-- Exercise instructions --
Copy each line exactly.

^^^^^^^^

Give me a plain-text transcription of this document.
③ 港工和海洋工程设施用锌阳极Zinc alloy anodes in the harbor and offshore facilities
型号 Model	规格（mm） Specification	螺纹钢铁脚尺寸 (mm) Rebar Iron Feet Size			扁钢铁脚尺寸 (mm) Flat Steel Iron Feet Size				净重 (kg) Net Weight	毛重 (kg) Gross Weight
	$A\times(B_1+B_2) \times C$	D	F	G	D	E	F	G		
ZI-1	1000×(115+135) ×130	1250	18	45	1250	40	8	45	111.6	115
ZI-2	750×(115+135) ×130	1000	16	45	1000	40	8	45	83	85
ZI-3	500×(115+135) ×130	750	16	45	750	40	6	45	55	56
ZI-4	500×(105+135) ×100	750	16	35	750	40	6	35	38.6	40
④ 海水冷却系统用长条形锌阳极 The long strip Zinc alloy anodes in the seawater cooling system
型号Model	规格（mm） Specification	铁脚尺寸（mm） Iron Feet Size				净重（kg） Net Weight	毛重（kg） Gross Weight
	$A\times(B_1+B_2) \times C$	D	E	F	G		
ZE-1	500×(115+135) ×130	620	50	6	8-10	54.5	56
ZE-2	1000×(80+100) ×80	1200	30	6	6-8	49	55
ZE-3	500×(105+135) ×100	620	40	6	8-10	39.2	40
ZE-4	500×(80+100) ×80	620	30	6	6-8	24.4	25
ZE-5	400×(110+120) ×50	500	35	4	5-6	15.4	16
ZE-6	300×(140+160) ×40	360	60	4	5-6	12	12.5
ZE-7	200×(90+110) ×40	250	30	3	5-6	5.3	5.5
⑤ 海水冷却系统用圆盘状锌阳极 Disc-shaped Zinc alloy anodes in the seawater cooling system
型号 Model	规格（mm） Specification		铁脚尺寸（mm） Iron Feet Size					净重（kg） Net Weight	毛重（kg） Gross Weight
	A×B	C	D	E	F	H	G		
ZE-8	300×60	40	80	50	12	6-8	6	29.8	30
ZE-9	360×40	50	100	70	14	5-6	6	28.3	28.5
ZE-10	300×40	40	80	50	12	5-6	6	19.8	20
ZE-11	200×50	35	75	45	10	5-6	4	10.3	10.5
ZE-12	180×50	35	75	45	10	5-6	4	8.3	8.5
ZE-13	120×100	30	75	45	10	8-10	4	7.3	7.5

^^^^^^^^

-- Output of the exercise --
Give me a plain-text transcription of this document.
③ 港工和海洋工程设施用锌阳极Zinc alloy anodes in the harbor and offshore facilities
型号 Model	规格（mm） Specification	螺纹钢铁脚尺寸 (mm) Rebar Iron Feet Size			扁钢铁脚尺寸 (mm) Flat Steel Iron Feet Size				净重 (kg) Net Weight	毛重 (kg) Gross Weight
	$A\times(B_1+B_2) \times C$	D	F	G	D	E	F	G		
ZI-1	1000×(115+135) ×130	1250	18	45	1250	40	8	45	111.6	115
ZI-2	750×(115+135) ×130	1000	16	45	1000	40	8	45	83	85
ZI-3	500×(115+135) ×130	750	16	45	750	40	6	45	55	56
ZI-4	500×(105+135) ×100	750	16	35	750	40	6	35	38.6	40
④ 海水冷却系统用长条形锌阳极 The long strip Zinc alloy anodes in the seawater cooling system
型号Model	规格（mm） Specification	铁脚尺寸（mm） Iron Feet Size				净重（kg） Net Weight	毛重（kg） Gross Weight
	$A\times(B_1+B_2) \times C$	D	E	F	G		
ZE-1	500×(115+135) ×130	620	50	6	8-10	54.5	56
ZE-2	1000×(80+100) ×80	1200	30	6	6-8	49	55
ZE-3	500×(105+135) ×100	620	40	6	8-10	39.2	40
ZE-4	500×(80+100) ×80	620	30	6	6-8	24.4	25
ZE-5	400×(110+120) ×50	500	35	4	5-6	15.4	16
ZE-6	300×(140+160) ×40	360	60	4	5-6	12	12.5
ZE-7	200×(90+110) ×40	250	30	3	5-6	5.3	5.5
⑤ 海水冷却系统用圆盘状锌阳极 Disc-shaped Zinc alloy anodes in the seawater cooling system
型号 Model	规格（mm） Specification		铁脚尺寸（mm） Iron Feet Size					净重（kg） Net Weight	毛重（kg） Gross Weight
	A×B	C	D	E	F	H	G		
ZE-8	300×60	40	80	50	12	6-8	6	29.8	30
ZE-9	360×40	50	100	70	14	5-6	6	28.3	28.5
ZE-10	300×40	40	80	50	12	5-6	6	19.8	20
ZE-11	200×50	35	75	45	10	5-6	4	10.3	10.5
ZE-12	180×50	35	75	45	10	5-6	4	8.3	8.5
ZE-13	120×100	30	75	45	10	8-10	4	7.3	7.5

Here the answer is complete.